** Begin Data for this task **

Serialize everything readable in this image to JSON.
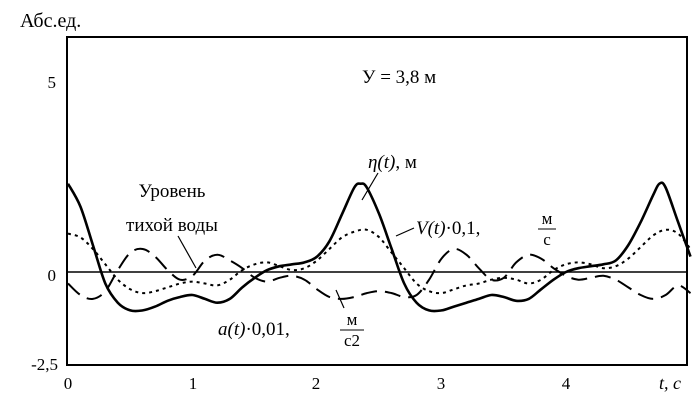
{
  "chart_data": {
    "type": "line",
    "ylabel": "Абс.ед.",
    "xlabel": "t, с",
    "xlim": [
      0,
      5
    ],
    "ylim": [
      -2.5,
      6.5
    ],
    "x_ticks": [
      "0",
      "1",
      "2",
      "3",
      "4"
    ],
    "y_ticks": [
      {
        "value": 5,
        "label": "5"
      },
      {
        "value": 0,
        "label": "0"
      },
      {
        "value": -2.5,
        "label": "-2,5"
      }
    ],
    "grid": false,
    "legend": "none",
    "annotations": {
      "depth": "У = 3,8 м",
      "still_water_line1": "Уровень",
      "still_water_line2": "тихой воды",
      "eta_fn": "η(t)",
      "eta_unit": ", м",
      "v_fn": "V(t)",
      "v_mult": "·0,1,",
      "v_unit_num": "м",
      "v_unit_den": "с",
      "a_fn": "a(t)",
      "a_mult": "·0,01,",
      "a_unit_num": "м",
      "a_unit_den": "с2"
    },
    "series": [
      {
        "style": "solid",
        "x": [
          0,
          0.1,
          0.2,
          0.3,
          0.4,
          0.5,
          0.6,
          0.7,
          0.8,
          0.9,
          1.0,
          1.1,
          1.2,
          1.3,
          1.4,
          1.5,
          1.6,
          1.7,
          1.8,
          1.9,
          2.0,
          2.1,
          2.2,
          2.3,
          2.35,
          2.4,
          2.5,
          2.6,
          2.7,
          2.8,
          2.9,
          3.0,
          3.1,
          3.2,
          3.3,
          3.4,
          3.5,
          3.6,
          3.7,
          3.8,
          3.9,
          4.0,
          4.1,
          4.2,
          4.3,
          4.4,
          4.5,
          4.6,
          4.7,
          4.75,
          4.8,
          4.9,
          5.0
        ],
        "y": [
          2.3,
          1.7,
          0.7,
          -0.3,
          -0.8,
          -1.0,
          -1.0,
          -0.9,
          -0.75,
          -0.65,
          -0.6,
          -0.7,
          -0.8,
          -0.7,
          -0.4,
          -0.15,
          0.05,
          0.15,
          0.2,
          0.25,
          0.4,
          0.8,
          1.5,
          2.2,
          2.3,
          2.2,
          1.5,
          0.6,
          -0.3,
          -0.8,
          -1.0,
          -1.0,
          -0.9,
          -0.8,
          -0.7,
          -0.6,
          -0.65,
          -0.75,
          -0.7,
          -0.45,
          -0.2,
          0.0,
          0.1,
          0.15,
          0.2,
          0.3,
          0.7,
          1.3,
          2.0,
          2.3,
          2.2,
          1.3,
          0.4
        ]
      },
      {
        "style": "dotted",
        "x": [
          0,
          0.1,
          0.2,
          0.3,
          0.4,
          0.5,
          0.6,
          0.7,
          0.8,
          0.9,
          1.0,
          1.1,
          1.2,
          1.3,
          1.4,
          1.5,
          1.6,
          1.7,
          1.8,
          1.9,
          2.0,
          2.1,
          2.2,
          2.3,
          2.4,
          2.5,
          2.6,
          2.7,
          2.8,
          2.9,
          3.0,
          3.1,
          3.2,
          3.3,
          3.4,
          3.5,
          3.6,
          3.7,
          3.8,
          3.9,
          4.0,
          4.1,
          4.2,
          4.3,
          4.4,
          4.5,
          4.6,
          4.7,
          4.8,
          4.9,
          5.0
        ],
        "y": [
          1.0,
          0.9,
          0.6,
          0.2,
          -0.2,
          -0.45,
          -0.55,
          -0.5,
          -0.4,
          -0.3,
          -0.25,
          -0.3,
          -0.35,
          -0.2,
          0.05,
          0.2,
          0.25,
          0.15,
          0.05,
          0.1,
          0.3,
          0.6,
          0.9,
          1.05,
          1.1,
          0.9,
          0.5,
          0.1,
          -0.3,
          -0.5,
          -0.55,
          -0.45,
          -0.35,
          -0.3,
          -0.2,
          -0.15,
          -0.2,
          -0.3,
          -0.2,
          0.05,
          0.2,
          0.25,
          0.2,
          0.1,
          0.15,
          0.35,
          0.65,
          0.95,
          1.1,
          1.0,
          0.6
        ]
      },
      {
        "style": "dashed",
        "x": [
          0,
          0.1,
          0.2,
          0.3,
          0.4,
          0.5,
          0.6,
          0.7,
          0.8,
          0.9,
          1.0,
          1.1,
          1.2,
          1.3,
          1.4,
          1.5,
          1.6,
          1.7,
          1.8,
          1.9,
          2.0,
          2.1,
          2.2,
          2.3,
          2.4,
          2.5,
          2.6,
          2.7,
          2.8,
          2.9,
          3.0,
          3.1,
          3.2,
          3.3,
          3.4,
          3.5,
          3.6,
          3.7,
          3.8,
          3.9,
          4.0,
          4.1,
          4.2,
          4.3,
          4.4,
          4.5,
          4.6,
          4.7,
          4.8,
          4.9,
          5.0
        ],
        "y": [
          -0.3,
          -0.6,
          -0.7,
          -0.5,
          0.05,
          0.5,
          0.6,
          0.4,
          0.05,
          -0.2,
          -0.1,
          0.3,
          0.45,
          0.3,
          0.1,
          -0.15,
          -0.25,
          -0.15,
          -0.1,
          -0.2,
          -0.45,
          -0.65,
          -0.7,
          -0.65,
          -0.55,
          -0.5,
          -0.55,
          -0.65,
          -0.6,
          -0.2,
          0.35,
          0.6,
          0.45,
          0.1,
          -0.2,
          -0.15,
          0.25,
          0.45,
          0.35,
          0.1,
          -0.1,
          -0.2,
          -0.15,
          -0.1,
          -0.2,
          -0.4,
          -0.6,
          -0.7,
          -0.6,
          -0.35,
          -0.55
        ]
      }
    ]
  }
}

** End Data for this task **

# Task to complete
Reproduce the full listing faithfully, but do not carry over any pictures.

# Final result
Serialize everything readable in this image to JSON.
{
  "chart_data": {
    "type": "line",
    "ylabel": "Абс.ед.",
    "xlabel": "t, с",
    "xlim": [
      0,
      5
    ],
    "ylim": [
      -2.5,
      6.5
    ],
    "x_ticks": [
      "0",
      "1",
      "2",
      "3",
      "4"
    ],
    "y_ticks": [
      {
        "value": 5,
        "label": "5"
      },
      {
        "value": 0,
        "label": "0"
      },
      {
        "value": -2.5,
        "label": "-2,5"
      }
    ],
    "grid": false,
    "legend": "none",
    "annotations": {
      "depth": "У = 3,8 м",
      "still_water_line1": "Уровень",
      "still_water_line2": "тихой воды",
      "eta_fn": "η(t)",
      "eta_unit": ", м",
      "v_fn": "V(t)",
      "v_mult": "·0,1,",
      "v_unit_num": "м",
      "v_unit_den": "с",
      "a_fn": "a(t)",
      "a_mult": "·0,01,",
      "a_unit_num": "м",
      "a_unit_den": "с2"
    },
    "series": [
      {
        "style": "solid",
        "x": [
          0,
          0.1,
          0.2,
          0.3,
          0.4,
          0.5,
          0.6,
          0.7,
          0.8,
          0.9,
          1.0,
          1.1,
          1.2,
          1.3,
          1.4,
          1.5,
          1.6,
          1.7,
          1.8,
          1.9,
          2.0,
          2.1,
          2.2,
          2.3,
          2.35,
          2.4,
          2.5,
          2.6,
          2.7,
          2.8,
          2.9,
          3.0,
          3.1,
          3.2,
          3.3,
          3.4,
          3.5,
          3.6,
          3.7,
          3.8,
          3.9,
          4.0,
          4.1,
          4.2,
          4.3,
          4.4,
          4.5,
          4.6,
          4.7,
          4.75,
          4.8,
          4.9,
          5.0
        ],
        "y": [
          2.3,
          1.7,
          0.7,
          -0.3,
          -0.8,
          -1.0,
          -1.0,
          -0.9,
          -0.75,
          -0.65,
          -0.6,
          -0.7,
          -0.8,
          -0.7,
          -0.4,
          -0.15,
          0.05,
          0.15,
          0.2,
          0.25,
          0.4,
          0.8,
          1.5,
          2.2,
          2.3,
          2.2,
          1.5,
          0.6,
          -0.3,
          -0.8,
          -1.0,
          -1.0,
          -0.9,
          -0.8,
          -0.7,
          -0.6,
          -0.65,
          -0.75,
          -0.7,
          -0.45,
          -0.2,
          0.0,
          0.1,
          0.15,
          0.2,
          0.3,
          0.7,
          1.3,
          2.0,
          2.3,
          2.2,
          1.3,
          0.4
        ]
      },
      {
        "style": "dotted",
        "x": [
          0,
          0.1,
          0.2,
          0.3,
          0.4,
          0.5,
          0.6,
          0.7,
          0.8,
          0.9,
          1.0,
          1.1,
          1.2,
          1.3,
          1.4,
          1.5,
          1.6,
          1.7,
          1.8,
          1.9,
          2.0,
          2.1,
          2.2,
          2.3,
          2.4,
          2.5,
          2.6,
          2.7,
          2.8,
          2.9,
          3.0,
          3.1,
          3.2,
          3.3,
          3.4,
          3.5,
          3.6,
          3.7,
          3.8,
          3.9,
          4.0,
          4.1,
          4.2,
          4.3,
          4.4,
          4.5,
          4.6,
          4.7,
          4.8,
          4.9,
          5.0
        ],
        "y": [
          1.0,
          0.9,
          0.6,
          0.2,
          -0.2,
          -0.45,
          -0.55,
          -0.5,
          -0.4,
          -0.3,
          -0.25,
          -0.3,
          -0.35,
          -0.2,
          0.05,
          0.2,
          0.25,
          0.15,
          0.05,
          0.1,
          0.3,
          0.6,
          0.9,
          1.05,
          1.1,
          0.9,
          0.5,
          0.1,
          -0.3,
          -0.5,
          -0.55,
          -0.45,
          -0.35,
          -0.3,
          -0.2,
          -0.15,
          -0.2,
          -0.3,
          -0.2,
          0.05,
          0.2,
          0.25,
          0.2,
          0.1,
          0.15,
          0.35,
          0.65,
          0.95,
          1.1,
          1.0,
          0.6
        ]
      },
      {
        "style": "dashed",
        "x": [
          0,
          0.1,
          0.2,
          0.3,
          0.4,
          0.5,
          0.6,
          0.7,
          0.8,
          0.9,
          1.0,
          1.1,
          1.2,
          1.3,
          1.4,
          1.5,
          1.6,
          1.7,
          1.8,
          1.9,
          2.0,
          2.1,
          2.2,
          2.3,
          2.4,
          2.5,
          2.6,
          2.7,
          2.8,
          2.9,
          3.0,
          3.1,
          3.2,
          3.3,
          3.4,
          3.5,
          3.6,
          3.7,
          3.8,
          3.9,
          4.0,
          4.1,
          4.2,
          4.3,
          4.4,
          4.5,
          4.6,
          4.7,
          4.8,
          4.9,
          5.0
        ],
        "y": [
          -0.3,
          -0.6,
          -0.7,
          -0.5,
          0.05,
          0.5,
          0.6,
          0.4,
          0.05,
          -0.2,
          -0.1,
          0.3,
          0.45,
          0.3,
          0.1,
          -0.15,
          -0.25,
          -0.15,
          -0.1,
          -0.2,
          -0.45,
          -0.65,
          -0.7,
          -0.65,
          -0.55,
          -0.5,
          -0.55,
          -0.65,
          -0.6,
          -0.2,
          0.35,
          0.6,
          0.45,
          0.1,
          -0.2,
          -0.15,
          0.25,
          0.45,
          0.35,
          0.1,
          -0.1,
          -0.2,
          -0.15,
          -0.1,
          -0.2,
          -0.4,
          -0.6,
          -0.7,
          -0.6,
          -0.35,
          -0.55
        ]
      }
    ]
  }
}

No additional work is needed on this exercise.